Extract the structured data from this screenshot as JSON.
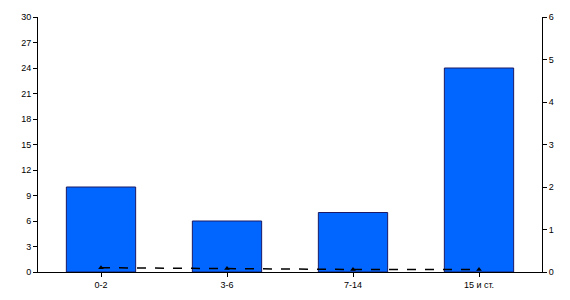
{
  "chart_data": {
    "type": "bar",
    "categories": [
      "0-2",
      "3-6",
      "7-14",
      "15 и ст."
    ],
    "series": [
      {
        "type": "bar",
        "color": "#0066ff",
        "values": [
          10,
          6,
          7,
          24
        ]
      },
      {
        "type": "line",
        "axis": "y2",
        "color": "#000000",
        "line_style": "dash",
        "marker": "triangle-up",
        "values": [
          0.1,
          0.08,
          0.06,
          0.06
        ]
      }
    ],
    "ylim": [
      0,
      30
    ],
    "yticks": [
      0,
      3,
      6,
      9,
      12,
      15,
      18,
      21,
      24,
      27,
      30
    ],
    "y2lim": [
      0,
      6
    ],
    "y2ticks": [
      0,
      1,
      2,
      3,
      4,
      5,
      6
    ],
    "grid": false
  }
}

◆ ◆ ◆

Repeat the entries exactly. Pictures are excluded from the copy.

Extract the structured data from this screenshot as JSON.
{
  "chart_data": {
    "type": "bar",
    "categories": [
      "0-2",
      "3-6",
      "7-14",
      "15 и ст."
    ],
    "series": [
      {
        "type": "bar",
        "color": "#0066ff",
        "values": [
          10,
          6,
          7,
          24
        ]
      },
      {
        "type": "line",
        "axis": "y2",
        "color": "#000000",
        "line_style": "dash",
        "marker": "triangle-up",
        "values": [
          0.1,
          0.08,
          0.06,
          0.06
        ]
      }
    ],
    "ylim": [
      0,
      30
    ],
    "yticks": [
      0,
      3,
      6,
      9,
      12,
      15,
      18,
      21,
      24,
      27,
      30
    ],
    "y2lim": [
      0,
      6
    ],
    "y2ticks": [
      0,
      1,
      2,
      3,
      4,
      5,
      6
    ],
    "grid": false
  }
}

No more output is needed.